>>
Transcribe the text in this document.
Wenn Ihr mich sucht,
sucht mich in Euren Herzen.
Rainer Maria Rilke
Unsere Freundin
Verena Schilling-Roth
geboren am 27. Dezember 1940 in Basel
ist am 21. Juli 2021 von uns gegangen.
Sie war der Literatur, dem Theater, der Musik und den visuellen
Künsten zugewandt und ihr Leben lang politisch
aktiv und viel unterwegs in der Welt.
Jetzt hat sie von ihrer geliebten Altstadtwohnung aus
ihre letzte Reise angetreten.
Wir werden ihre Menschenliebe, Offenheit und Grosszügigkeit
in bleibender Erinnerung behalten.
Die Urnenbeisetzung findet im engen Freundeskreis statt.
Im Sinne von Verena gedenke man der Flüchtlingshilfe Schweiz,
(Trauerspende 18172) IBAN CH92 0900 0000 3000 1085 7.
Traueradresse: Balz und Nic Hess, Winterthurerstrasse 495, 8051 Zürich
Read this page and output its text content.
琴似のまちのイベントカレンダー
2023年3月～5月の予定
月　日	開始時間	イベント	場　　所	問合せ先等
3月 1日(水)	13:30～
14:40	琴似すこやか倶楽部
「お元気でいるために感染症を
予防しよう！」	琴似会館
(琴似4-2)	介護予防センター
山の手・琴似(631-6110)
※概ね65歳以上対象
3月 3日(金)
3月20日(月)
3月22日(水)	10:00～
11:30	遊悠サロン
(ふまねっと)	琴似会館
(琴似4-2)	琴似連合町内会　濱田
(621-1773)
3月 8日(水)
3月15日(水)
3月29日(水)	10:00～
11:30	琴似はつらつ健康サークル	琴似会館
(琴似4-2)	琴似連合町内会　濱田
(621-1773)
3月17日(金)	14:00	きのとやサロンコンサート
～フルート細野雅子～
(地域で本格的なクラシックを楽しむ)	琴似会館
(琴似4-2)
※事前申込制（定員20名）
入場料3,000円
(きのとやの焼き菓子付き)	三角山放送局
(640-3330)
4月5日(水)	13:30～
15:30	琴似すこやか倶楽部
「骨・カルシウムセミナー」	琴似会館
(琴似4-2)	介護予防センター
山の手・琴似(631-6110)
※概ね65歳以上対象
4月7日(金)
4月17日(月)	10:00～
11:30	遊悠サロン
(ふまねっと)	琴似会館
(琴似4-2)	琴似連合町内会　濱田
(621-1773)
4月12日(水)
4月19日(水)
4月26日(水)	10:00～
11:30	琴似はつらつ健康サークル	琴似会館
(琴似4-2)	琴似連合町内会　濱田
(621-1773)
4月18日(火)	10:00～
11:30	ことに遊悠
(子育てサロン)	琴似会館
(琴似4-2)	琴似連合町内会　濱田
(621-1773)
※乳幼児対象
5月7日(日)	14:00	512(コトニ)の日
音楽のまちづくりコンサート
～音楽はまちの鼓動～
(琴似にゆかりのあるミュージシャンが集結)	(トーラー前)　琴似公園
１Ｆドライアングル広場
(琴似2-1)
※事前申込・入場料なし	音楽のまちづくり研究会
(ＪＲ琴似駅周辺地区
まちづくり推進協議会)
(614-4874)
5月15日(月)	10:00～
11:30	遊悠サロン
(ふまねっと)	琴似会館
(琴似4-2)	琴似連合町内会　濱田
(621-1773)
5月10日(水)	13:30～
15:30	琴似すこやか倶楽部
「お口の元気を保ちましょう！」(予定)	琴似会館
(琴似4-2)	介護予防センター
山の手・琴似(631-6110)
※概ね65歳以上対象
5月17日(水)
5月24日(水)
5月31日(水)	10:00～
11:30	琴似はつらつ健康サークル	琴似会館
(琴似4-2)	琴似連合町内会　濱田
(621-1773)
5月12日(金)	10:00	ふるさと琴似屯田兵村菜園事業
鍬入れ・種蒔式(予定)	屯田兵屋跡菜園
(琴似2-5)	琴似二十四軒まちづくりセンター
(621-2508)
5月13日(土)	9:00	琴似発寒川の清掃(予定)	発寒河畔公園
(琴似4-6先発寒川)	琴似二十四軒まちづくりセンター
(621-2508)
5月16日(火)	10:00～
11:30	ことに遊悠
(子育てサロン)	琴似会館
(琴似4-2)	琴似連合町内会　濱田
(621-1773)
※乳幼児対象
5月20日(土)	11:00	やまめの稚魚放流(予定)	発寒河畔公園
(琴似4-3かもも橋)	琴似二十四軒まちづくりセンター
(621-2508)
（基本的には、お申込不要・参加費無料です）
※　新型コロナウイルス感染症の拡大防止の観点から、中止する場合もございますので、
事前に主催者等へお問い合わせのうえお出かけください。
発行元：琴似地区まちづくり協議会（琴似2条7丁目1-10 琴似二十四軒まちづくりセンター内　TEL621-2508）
<<
### Task description
Repeat all the entries exactly as given.

### Solution below
Transcribe the text in this document.
Wenn Ihr mich sucht,
sucht mich in Euren Herzen.
Rainer Maria Rilke
Unsere Freundin
Verena Schilling-Roth
geboren am 27. Dezember 1940 in Basel
ist am 21. Juli 2021 von uns gegangen.
Sie war der Literatur, dem Theater, der Musik und den visuellen
Künsten zugewandt und ihr Leben lang politisch
aktiv und viel unterwegs in der Welt.
Jetzt hat sie von ihrer geliebten Altstadtwohnung aus
ihre letzte Reise angetreten.
Wir werden ihre Menschenliebe, Offenheit und Grosszügigkeit
in bleibender Erinnerung behalten.
Die Urnenbeisetzung findet im engen Freundeskreis statt.
Im Sinne von Verena gedenke man der Flüchtlingshilfe Schweiz,
(Trauerspende 18172) IBAN CH92 0900 0000 3000 1085 7.
Traueradresse: Balz und Nic Hess, Winterthurerstrasse 495, 8051 Zürich
Read this page and output its text content.
琴似のまちのイベントカレンダー
2023年3月～5月の予定
月　日	開始時間	イベント	場　　所	問合せ先等
3月 1日(水)	13:30～
14:40	琴似すこやか倶楽部
「お元気でいるために感染症を
予防しよう！」	琴似会館
(琴似4-2)	介護予防センター
山の手・琴似(631-6110)
※概ね65歳以上対象
3月 3日(金)
3月20日(月)
3月22日(水)	10:00～
11:30	遊悠サロン
(ふまねっと)	琴似会館
(琴似4-2)	琴似連合町内会　濱田
(621-1773)
3月 8日(水)
3月15日(水)
3月29日(水)	10:00～
11:30	琴似はつらつ健康サークル	琴似会館
(琴似4-2)	琴似連合町内会　濱田
(621-1773)
3月17日(金)	14:00	きのとやサロンコンサート
～フルート細野雅子～
(地域で本格的なクラシックを楽しむ)	琴似会館
(琴似4-2)
※事前申込制（定員20名）
入場料3,000円
(きのとやの焼き菓子付き)	三角山放送局
(640-3330)
4月5日(水)	13:30～
15:30	琴似すこやか倶楽部
「骨・カルシウムセミナー」	琴似会館
(琴似4-2)	介護予防センター
山の手・琴似(631-6110)
※概ね65歳以上対象
4月7日(金)
4月17日(月)	10:00～
11:30	遊悠サロン
(ふまねっと)	琴似会館
(琴似4-2)	琴似連合町内会　濱田
(621-1773)
4月12日(水)
4月19日(水)
4月26日(水)	10:00～
11:30	琴似はつらつ健康サークル	琴似会館
(琴似4-2)	琴似連合町内会　濱田
(621-1773)
4月18日(火)	10:00～
11:30	ことに遊悠
(子育てサロン)	琴似会館
(琴似4-2)	琴似連合町内会　濱田
(621-1773)
※乳幼児対象
5月7日(日)	14:00	512(コトニ)の日
音楽のまちづくりコンサート
～音楽はまちの鼓動～
(琴似にゆかりのあるミュージシャンが集結)	(トーラー前)　琴似公園
１Ｆドライアングル広場
(琴似2-1)
※事前申込・入場料なし	音楽のまちづくり研究会
(ＪＲ琴似駅周辺地区
まちづくり推進協議会)
(614-4874)
5月15日(月)	10:00～
11:30	遊悠サロン
(ふまねっと)	琴似会館
(琴似4-2)	琴似連合町内会　濱田
(621-1773)
5月10日(水)	13:30～
15:30	琴似すこやか倶楽部
「お口の元気を保ちましょう！」(予定)	琴似会館
(琴似4-2)	介護予防センター
山の手・琴似(631-6110)
※概ね65歳以上対象
5月17日(水)
5月24日(水)
5月31日(水)	10:00～
11:30	琴似はつらつ健康サークル	琴似会館
(琴似4-2)	琴似連合町内会　濱田
(621-1773)
5月12日(金)	10:00	ふるさと琴似屯田兵村菜園事業
鍬入れ・種蒔式(予定)	屯田兵屋跡菜園
(琴似2-5)	琴似二十四軒まちづくりセンター
(621-2508)
5月13日(土)	9:00	琴似発寒川の清掃(予定)	発寒河畔公園
(琴似4-6先発寒川)	琴似二十四軒まちづくりセンター
(621-2508)
5月16日(火)	10:00～
11:30	ことに遊悠
(子育てサロン)	琴似会館
(琴似4-2)	琴似連合町内会　濱田
(621-1773)
※乳幼児対象
5月20日(土)	11:00	やまめの稚魚放流(予定)	発寒河畔公園
(琴似4-3かもも橋)	琴似二十四軒まちづくりセンター
(621-2508)
（基本的には、お申込不要・参加費無料です）
※　新型コロナウイルス感染症の拡大防止の観点から、中止する場合もございますので、
事前に主催者等へお問い合わせのうえお出かけください。
発行元：琴似地区まちづくり協議会（琴似2条7丁目1-10 琴似二十四軒まちづくりセンター内　TEL621-2508）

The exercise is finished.